***** Recorded data

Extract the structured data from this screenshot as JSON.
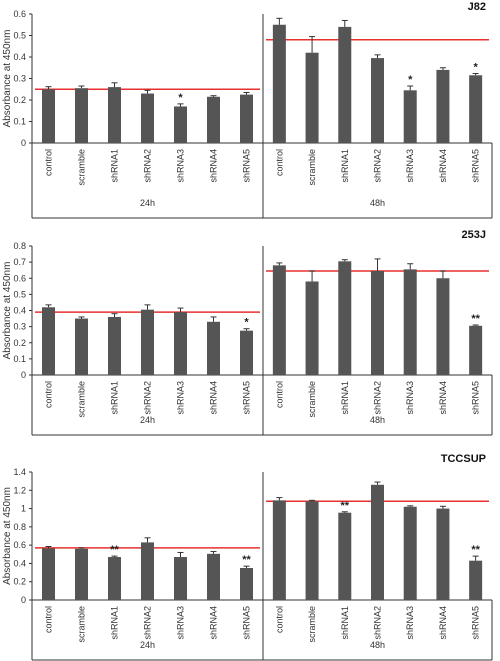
{
  "figure": {
    "background": "#ffffff"
  },
  "chart_data": [
    {
      "type": "bar",
      "title": "J82",
      "xlabel": "",
      "ylabel": "Absorbance at 450nm",
      "ylim": [
        0,
        0.6
      ],
      "yticks": [
        "0",
        "0.1",
        "0.2",
        "0.3",
        "0.4",
        "0.5",
        "0.6"
      ],
      "groups": [
        {
          "label": "24h",
          "categories": [
            "control",
            "scramble",
            "shRNA1",
            "shRNA2",
            "shRNA3",
            "shRNA4",
            "shRNA5"
          ],
          "values": [
            0.25,
            0.255,
            0.26,
            0.23,
            0.17,
            0.215,
            0.225
          ],
          "errors": [
            0.012,
            0.01,
            0.02,
            0.015,
            0.012,
            0.005,
            0.01
          ],
          "significance": [
            "",
            "",
            "",
            "",
            "*",
            "",
            ""
          ],
          "reference_line": 0.25
        },
        {
          "label": "48h",
          "categories": [
            "control",
            "scramble",
            "shRNA1",
            "shRNA2",
            "shRNA3",
            "shRNA4",
            "shRNA5"
          ],
          "values": [
            0.55,
            0.42,
            0.54,
            0.395,
            0.245,
            0.34,
            0.315
          ],
          "errors": [
            0.03,
            0.075,
            0.03,
            0.015,
            0.02,
            0.01,
            0.008
          ],
          "significance": [
            "",
            "",
            "",
            "",
            "*",
            "",
            "*"
          ],
          "reference_line": 0.48
        }
      ],
      "bar_color": "#555555",
      "reference_line_color": "#e8302e",
      "grid": false
    },
    {
      "type": "bar",
      "title": "253J",
      "xlabel": "",
      "ylabel": "Absorbance at 450nm",
      "ylim": [
        0,
        0.8
      ],
      "yticks": [
        "0",
        "0.1",
        "0.2",
        "0.3",
        "0.4",
        "0.5",
        "0.6",
        "0.7",
        "0.8"
      ],
      "groups": [
        {
          "label": "24h",
          "categories": [
            "control",
            "scramble",
            "shRNA1",
            "shRNA2",
            "shRNA3",
            "shRNA4",
            "shRNA5"
          ],
          "values": [
            0.42,
            0.35,
            0.36,
            0.405,
            0.39,
            0.33,
            0.275
          ],
          "errors": [
            0.015,
            0.01,
            0.02,
            0.03,
            0.025,
            0.03,
            0.012
          ],
          "significance": [
            "",
            "",
            "",
            "",
            "",
            "",
            "*"
          ],
          "reference_line": 0.39
        },
        {
          "label": "48h",
          "categories": [
            "control",
            "scramble",
            "shRNA1",
            "shRNA2",
            "shRNA3",
            "shRNA4",
            "shRNA5"
          ],
          "values": [
            0.68,
            0.58,
            0.705,
            0.645,
            0.655,
            0.6,
            0.305
          ],
          "errors": [
            0.015,
            0.065,
            0.01,
            0.075,
            0.035,
            0.045,
            0.005
          ],
          "significance": [
            "",
            "",
            "",
            "",
            "",
            "",
            "**"
          ],
          "reference_line": 0.645
        }
      ],
      "bar_color": "#555555",
      "reference_line_color": "#e8302e",
      "grid": false
    },
    {
      "type": "bar",
      "title": "TCCSUP",
      "xlabel": "",
      "ylabel": "Absorbance at 450nm",
      "ylim": [
        0,
        1.4
      ],
      "yticks": [
        "0",
        "0.2",
        "0.4",
        "0.6",
        "0.8",
        "1",
        "1.2",
        "1.4"
      ],
      "groups": [
        {
          "label": "24h",
          "categories": [
            "control",
            "scramble",
            "shRNA1",
            "shRNA2",
            "shRNA3",
            "shRNA4",
            "shRNA5"
          ],
          "values": [
            0.565,
            0.56,
            0.47,
            0.63,
            0.47,
            0.505,
            0.35
          ],
          "errors": [
            0.02,
            0.01,
            0.01,
            0.05,
            0.05,
            0.025,
            0.02
          ],
          "significance": [
            "",
            "",
            "**",
            "",
            "",
            "",
            "**"
          ],
          "reference_line": 0.57
        },
        {
          "label": "48h",
          "categories": [
            "control",
            "scramble",
            "shRNA1",
            "shRNA2",
            "shRNA3",
            "shRNA4",
            "shRNA5"
          ],
          "values": [
            1.09,
            1.08,
            0.955,
            1.26,
            1.02,
            1.0,
            0.43
          ],
          "errors": [
            0.03,
            0.01,
            0.01,
            0.03,
            0.01,
            0.025,
            0.05
          ],
          "significance": [
            "",
            "",
            "**",
            "",
            "",
            "",
            "**"
          ],
          "reference_line": 1.08
        }
      ],
      "bar_color": "#555555",
      "reference_line_color": "#e8302e",
      "grid": false
    }
  ]
}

**********

What you have to do.
All the material shown above is to be copied exactly, with no pictures carried over.

Correct output.
Extract the structured data from this screenshot as JSON.
{
  "figure": {
    "background": "#ffffff"
  },
  "chart_data": [
    {
      "type": "bar",
      "title": "J82",
      "xlabel": "",
      "ylabel": "Absorbance at 450nm",
      "ylim": [
        0,
        0.6
      ],
      "yticks": [
        "0",
        "0.1",
        "0.2",
        "0.3",
        "0.4",
        "0.5",
        "0.6"
      ],
      "groups": [
        {
          "label": "24h",
          "categories": [
            "control",
            "scramble",
            "shRNA1",
            "shRNA2",
            "shRNA3",
            "shRNA4",
            "shRNA5"
          ],
          "values": [
            0.25,
            0.255,
            0.26,
            0.23,
            0.17,
            0.215,
            0.225
          ],
          "errors": [
            0.012,
            0.01,
            0.02,
            0.015,
            0.012,
            0.005,
            0.01
          ],
          "significance": [
            "",
            "",
            "",
            "",
            "*",
            "",
            ""
          ],
          "reference_line": 0.25
        },
        {
          "label": "48h",
          "categories": [
            "control",
            "scramble",
            "shRNA1",
            "shRNA2",
            "shRNA3",
            "shRNA4",
            "shRNA5"
          ],
          "values": [
            0.55,
            0.42,
            0.54,
            0.395,
            0.245,
            0.34,
            0.315
          ],
          "errors": [
            0.03,
            0.075,
            0.03,
            0.015,
            0.02,
            0.01,
            0.008
          ],
          "significance": [
            "",
            "",
            "",
            "",
            "*",
            "",
            "*"
          ],
          "reference_line": 0.48
        }
      ],
      "bar_color": "#555555",
      "reference_line_color": "#e8302e",
      "grid": false
    },
    {
      "type": "bar",
      "title": "253J",
      "xlabel": "",
      "ylabel": "Absorbance at 450nm",
      "ylim": [
        0,
        0.8
      ],
      "yticks": [
        "0",
        "0.1",
        "0.2",
        "0.3",
        "0.4",
        "0.5",
        "0.6",
        "0.7",
        "0.8"
      ],
      "groups": [
        {
          "label": "24h",
          "categories": [
            "control",
            "scramble",
            "shRNA1",
            "shRNA2",
            "shRNA3",
            "shRNA4",
            "shRNA5"
          ],
          "values": [
            0.42,
            0.35,
            0.36,
            0.405,
            0.39,
            0.33,
            0.275
          ],
          "errors": [
            0.015,
            0.01,
            0.02,
            0.03,
            0.025,
            0.03,
            0.012
          ],
          "significance": [
            "",
            "",
            "",
            "",
            "",
            "",
            "*"
          ],
          "reference_line": 0.39
        },
        {
          "label": "48h",
          "categories": [
            "control",
            "scramble",
            "shRNA1",
            "shRNA2",
            "shRNA3",
            "shRNA4",
            "shRNA5"
          ],
          "values": [
            0.68,
            0.58,
            0.705,
            0.645,
            0.655,
            0.6,
            0.305
          ],
          "errors": [
            0.015,
            0.065,
            0.01,
            0.075,
            0.035,
            0.045,
            0.005
          ],
          "significance": [
            "",
            "",
            "",
            "",
            "",
            "",
            "**"
          ],
          "reference_line": 0.645
        }
      ],
      "bar_color": "#555555",
      "reference_line_color": "#e8302e",
      "grid": false
    },
    {
      "type": "bar",
      "title": "TCCSUP",
      "xlabel": "",
      "ylabel": "Absorbance at 450nm",
      "ylim": [
        0,
        1.4
      ],
      "yticks": [
        "0",
        "0.2",
        "0.4",
        "0.6",
        "0.8",
        "1",
        "1.2",
        "1.4"
      ],
      "groups": [
        {
          "label": "24h",
          "categories": [
            "control",
            "scramble",
            "shRNA1",
            "shRNA2",
            "shRNA3",
            "shRNA4",
            "shRNA5"
          ],
          "values": [
            0.565,
            0.56,
            0.47,
            0.63,
            0.47,
            0.505,
            0.35
          ],
          "errors": [
            0.02,
            0.01,
            0.01,
            0.05,
            0.05,
            0.025,
            0.02
          ],
          "significance": [
            "",
            "",
            "**",
            "",
            "",
            "",
            "**"
          ],
          "reference_line": 0.57
        },
        {
          "label": "48h",
          "categories": [
            "control",
            "scramble",
            "shRNA1",
            "shRNA2",
            "shRNA3",
            "shRNA4",
            "shRNA5"
          ],
          "values": [
            1.09,
            1.08,
            0.955,
            1.26,
            1.02,
            1.0,
            0.43
          ],
          "errors": [
            0.03,
            0.01,
            0.01,
            0.03,
            0.01,
            0.025,
            0.05
          ],
          "significance": [
            "",
            "",
            "**",
            "",
            "",
            "",
            "**"
          ],
          "reference_line": 1.08
        }
      ],
      "bar_color": "#555555",
      "reference_line_color": "#e8302e",
      "grid": false
    }
  ]
}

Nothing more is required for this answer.